» WHAT YOU HAVE TO DO
In the part that opens with the first line of the entries and closes with the line containing "What elements are", change every occurrence of "divider" to "separator" and give those lines again with nothing else altered, omitting the pictures.

Start DATA PROVIDED

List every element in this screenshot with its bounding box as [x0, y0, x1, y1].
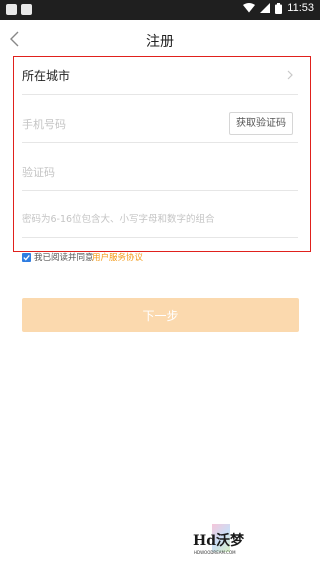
notification-icon	[6, 4, 17, 15]
page-title: 注册	[146, 34, 174, 50]
password-input[interactable]	[22, 211, 292, 227]
get-code-button[interactable]: 获取验证码	[229, 112, 293, 135]
divider	[22, 142, 298, 143]
checkmark-icon	[23, 254, 30, 261]
chevron-right-icon[interactable]	[286, 69, 294, 81]
divider	[22, 237, 298, 238]
divider	[22, 94, 298, 95]
verification-code-input[interactable]	[22, 163, 292, 181]
city-selector-label[interactable]: 所在城市	[22, 67, 70, 84]
watermark-subtext: HDWOODREAM.COM	[194, 550, 236, 555]
watermark-logo: Hd沃梦 HDWOODREAM.COM	[190, 524, 252, 560]
notification-icons	[6, 4, 32, 15]
next-step-button[interactable]: 下一步	[22, 298, 299, 332]
status-icons: 11:53	[243, 2, 314, 14]
notification-icon	[21, 4, 32, 15]
wifi-icon	[243, 3, 256, 13]
agreement-checkbox[interactable]	[22, 253, 31, 262]
divider	[22, 190, 298, 191]
agreement-text: 我已阅读并同意	[34, 253, 94, 263]
signal-icon	[260, 3, 271, 13]
phone-input[interactable]	[22, 115, 212, 133]
nav-bar: 注册	[0, 20, 320, 58]
status-bar: 11:53	[0, 0, 320, 20]
battery-icon	[275, 2, 283, 14]
user-agreement-link[interactable]: 用户服务协议	[92, 251, 143, 263]
watermark-text: Hd沃梦	[193, 533, 245, 549]
status-time: 11:53	[287, 2, 314, 14]
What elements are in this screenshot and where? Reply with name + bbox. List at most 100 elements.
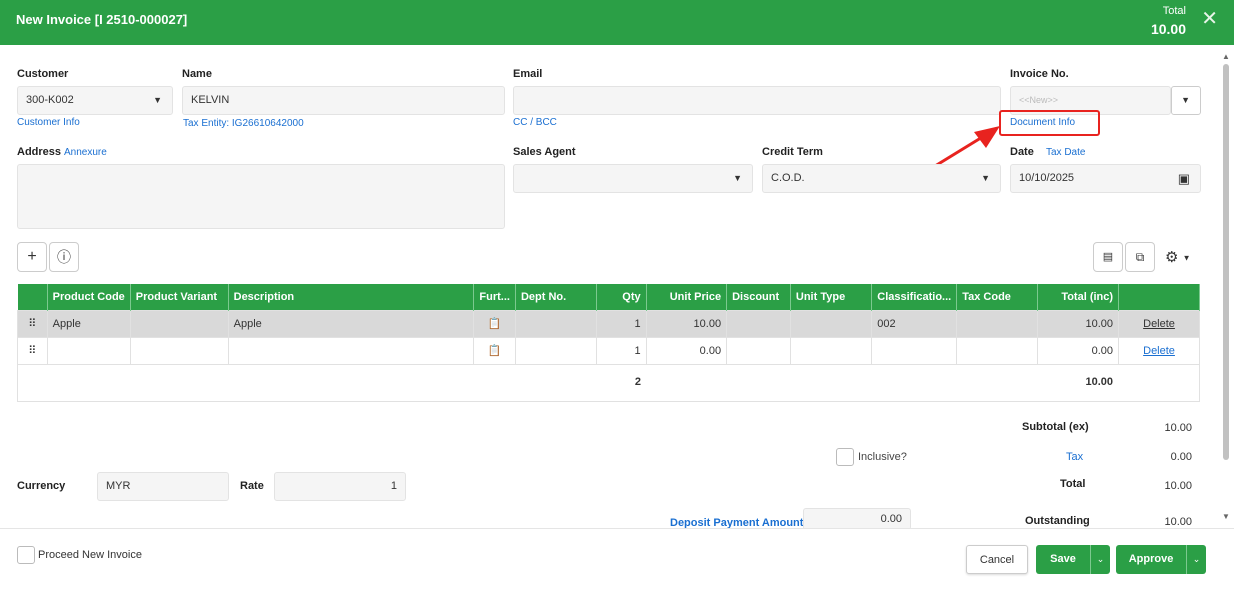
- table-row[interactable]: ⠿ Apple Apple 📋 1 10.00 002 10.00 Delete: [17, 309, 1200, 338]
- rate-field[interactable]: 1: [274, 472, 406, 501]
- discount-cell[interactable]: [726, 336, 791, 365]
- customer-select[interactable]: 300-K002 ▼: [17, 86, 173, 115]
- credit-term-label: Credit Term: [762, 146, 823, 158]
- col-description[interactable]: Description: [228, 284, 475, 310]
- close-icon[interactable]: ✕: [1201, 9, 1218, 29]
- scroll-up-icon[interactable]: ▲: [1222, 52, 1230, 61]
- description-cell[interactable]: Apple: [227, 309, 475, 338]
- table-row[interactable]: ⠿ 📋 1 0.00 0.00 Delete: [17, 336, 1200, 365]
- clipboard-icon[interactable]: 📋: [473, 336, 516, 365]
- tax-code-cell[interactable]: [956, 309, 1038, 338]
- drag-handle-icon[interactable]: ⠿: [17, 309, 48, 338]
- pdf-icon[interactable]: ▤: [1093, 242, 1123, 272]
- customer-label: Customer: [17, 68, 69, 80]
- product-code-cell[interactable]: [46, 336, 131, 365]
- dept-cell[interactable]: [514, 309, 598, 338]
- grid-total-amount: 10.00: [1085, 376, 1113, 388]
- annexure-link[interactable]: Annexure: [64, 147, 107, 158]
- tax-code-cell[interactable]: [956, 336, 1038, 365]
- col-tax-code[interactable]: Tax Code: [956, 284, 1038, 310]
- customer-value: 300-K002: [26, 94, 74, 106]
- header-total-value: 10.00: [1150, 21, 1186, 37]
- vertical-scrollbar[interactable]: ▲ ▼: [1222, 52, 1230, 522]
- settings-gear-icon[interactable]: ⚙ ▼: [1165, 248, 1191, 266]
- cc-bcc-link[interactable]: CC / BCC: [513, 117, 557, 128]
- info-button[interactable]: ⓘ: [49, 242, 79, 272]
- qty-cell[interactable]: 1: [596, 309, 647, 338]
- email-field[interactable]: [513, 86, 1001, 115]
- total-cell: 10.00: [1036, 309, 1120, 338]
- clipboard-icon[interactable]: 📋: [473, 309, 516, 338]
- col-dept-no[interactable]: Dept No.: [515, 284, 598, 310]
- customer-info-link[interactable]: Customer Info: [17, 117, 80, 128]
- sales-agent-select[interactable]: ▼: [513, 164, 753, 193]
- tax-entity-link[interactable]: Tax Entity: IG26610642000: [183, 118, 304, 129]
- sales-agent-label: Sales Agent: [513, 146, 576, 158]
- save-options-chevron-icon[interactable]: ⌄: [1090, 545, 1110, 574]
- col-discount[interactable]: Discount: [726, 284, 791, 310]
- col-unit-price[interactable]: Unit Price: [646, 284, 728, 310]
- scroll-down-icon[interactable]: ▼: [1222, 512, 1230, 521]
- drag-handle-icon[interactable]: ⠿: [17, 336, 48, 365]
- proceed-new-invoice-checkbox[interactable]: [17, 546, 35, 564]
- product-code-cell[interactable]: Apple: [46, 309, 131, 338]
- classification-cell[interactable]: [871, 336, 958, 365]
- currency-field[interactable]: MYR: [97, 472, 229, 501]
- approve-options-chevron-icon[interactable]: ⌄: [1186, 545, 1206, 574]
- col-classification[interactable]: Classificatio...: [871, 284, 958, 310]
- line-items-table: Product Code Product Variant Description…: [17, 284, 1200, 365]
- col-qty[interactable]: Qty: [596, 284, 647, 310]
- unit-type-cell[interactable]: [789, 336, 873, 365]
- dialog-header: New Invoice [I 2510-000027] Total 10.00 …: [0, 0, 1234, 45]
- delete-row-link[interactable]: Delete: [1143, 345, 1175, 357]
- unit-price-cell[interactable]: 10.00: [645, 309, 728, 338]
- inclusive-checkbox[interactable]: [836, 448, 854, 466]
- calendar-icon[interactable]: ▣: [1178, 165, 1190, 192]
- unit-price-cell[interactable]: 0.00: [645, 336, 728, 365]
- outstanding-label: Outstanding: [1025, 515, 1090, 527]
- scrollbar-thumb[interactable]: [1223, 64, 1229, 460]
- date-value: 10/10/2025: [1019, 172, 1075, 184]
- name-label: Name: [182, 68, 212, 80]
- dialog-title: New Invoice [I 2510-000027]: [16, 12, 188, 27]
- classification-cell[interactable]: 002: [871, 309, 958, 338]
- highlight-box: [999, 110, 1100, 136]
- subtotal-value: 10.00: [1164, 422, 1192, 434]
- col-product-code[interactable]: Product Code: [47, 284, 131, 310]
- invoice-no-dropdown-button[interactable]: ▼: [1171, 86, 1201, 115]
- col-total-inc[interactable]: Total (inc): [1037, 284, 1120, 310]
- credit-term-select[interactable]: C.O.D. ▼: [762, 164, 1001, 193]
- name-value: KELVIN: [191, 94, 230, 106]
- col-further[interactable]: Furt...: [473, 284, 516, 310]
- proceed-new-invoice-label: Proceed New Invoice: [38, 549, 142, 561]
- discount-cell[interactable]: [726, 309, 791, 338]
- variant-cell[interactable]: [129, 309, 229, 338]
- copy-document-icon[interactable]: ⧉: [1125, 242, 1155, 272]
- variant-cell[interactable]: [129, 336, 229, 365]
- deposit-value: 0.00: [880, 513, 902, 525]
- delete-row-link[interactable]: Delete: [1143, 318, 1175, 330]
- tax-link[interactable]: Tax: [1066, 451, 1083, 463]
- save-button[interactable]: Save: [1036, 545, 1090, 574]
- address-textarea[interactable]: [17, 164, 505, 229]
- invoice-no-label: Invoice No.: [1010, 68, 1069, 80]
- col-product-variant[interactable]: Product Variant: [130, 284, 229, 310]
- name-field[interactable]: KELVIN: [182, 86, 505, 115]
- cancel-button[interactable]: Cancel: [966, 545, 1028, 574]
- col-unit-type[interactable]: Unit Type: [790, 284, 873, 310]
- unit-type-cell[interactable]: [789, 309, 873, 338]
- approve-button[interactable]: Approve: [1116, 545, 1186, 574]
- inclusive-label: Inclusive?: [858, 451, 907, 463]
- col-drag: [17, 284, 48, 310]
- qty-cell[interactable]: 1: [596, 336, 647, 365]
- date-field[interactable]: 10/10/2025 ▣: [1010, 164, 1201, 193]
- rate-value: 1: [390, 480, 397, 492]
- chevron-down-icon: ▼: [733, 173, 742, 183]
- description-cell[interactable]: [227, 336, 475, 365]
- dept-cell[interactable]: [514, 336, 598, 365]
- currency-label: Currency: [17, 480, 66, 492]
- credit-term-value: C.O.D.: [771, 172, 805, 184]
- deposit-field[interactable]: 0.00: [803, 508, 911, 530]
- add-row-button[interactable]: +: [17, 242, 47, 272]
- tax-date-link[interactable]: Tax Date: [1046, 147, 1085, 158]
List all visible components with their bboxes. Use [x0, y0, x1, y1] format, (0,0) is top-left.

End DATA PROVIDED

» FULL OUTPUT
List every element in this screenshot with its bounding box as [x0, y0, x1, y1].
notification-icon	[6, 4, 17, 15]
page-title: 注册	[146, 34, 174, 50]
password-input[interactable]	[22, 211, 292, 227]
get-code-button[interactable]: 获取验证码	[229, 112, 293, 135]
separator	[22, 142, 298, 143]
checkmark-icon	[23, 254, 30, 261]
chevron-right-icon[interactable]	[286, 69, 294, 81]
separator	[22, 237, 298, 238]
separator	[22, 94, 298, 95]
verification-code-input[interactable]	[22, 163, 292, 181]
city-selector-label[interactable]: 所在城市	[22, 67, 70, 84]
watermark-subtext: HDWOODREAM.COM	[194, 550, 236, 555]
watermark-logo: Hd沃梦 HDWOODREAM.COM	[190, 524, 252, 560]
notification-icons	[6, 4, 32, 15]
next-step-button[interactable]: 下一步	[22, 298, 299, 332]
status-icons: 11:53	[243, 2, 314, 14]
notification-icon	[21, 4, 32, 15]
wifi-icon	[243, 3, 256, 13]
agreement-checkbox[interactable]	[22, 253, 31, 262]
separator	[22, 190, 298, 191]
agreement-text: 我已阅读并同意	[34, 253, 94, 263]
signal-icon	[260, 3, 271, 13]
phone-input[interactable]	[22, 115, 212, 133]
nav-bar: 注册	[0, 20, 320, 58]
status-bar: 11:53	[0, 0, 320, 20]
battery-icon	[275, 2, 283, 14]
user-agreement-link[interactable]: 用户服务协议	[92, 251, 143, 263]
watermark-text: Hd沃梦	[193, 533, 245, 549]
status-time: 11:53	[287, 2, 314, 14]
What elements are in this screenshot and where? Reply with name + bbox. List at most 100 elements.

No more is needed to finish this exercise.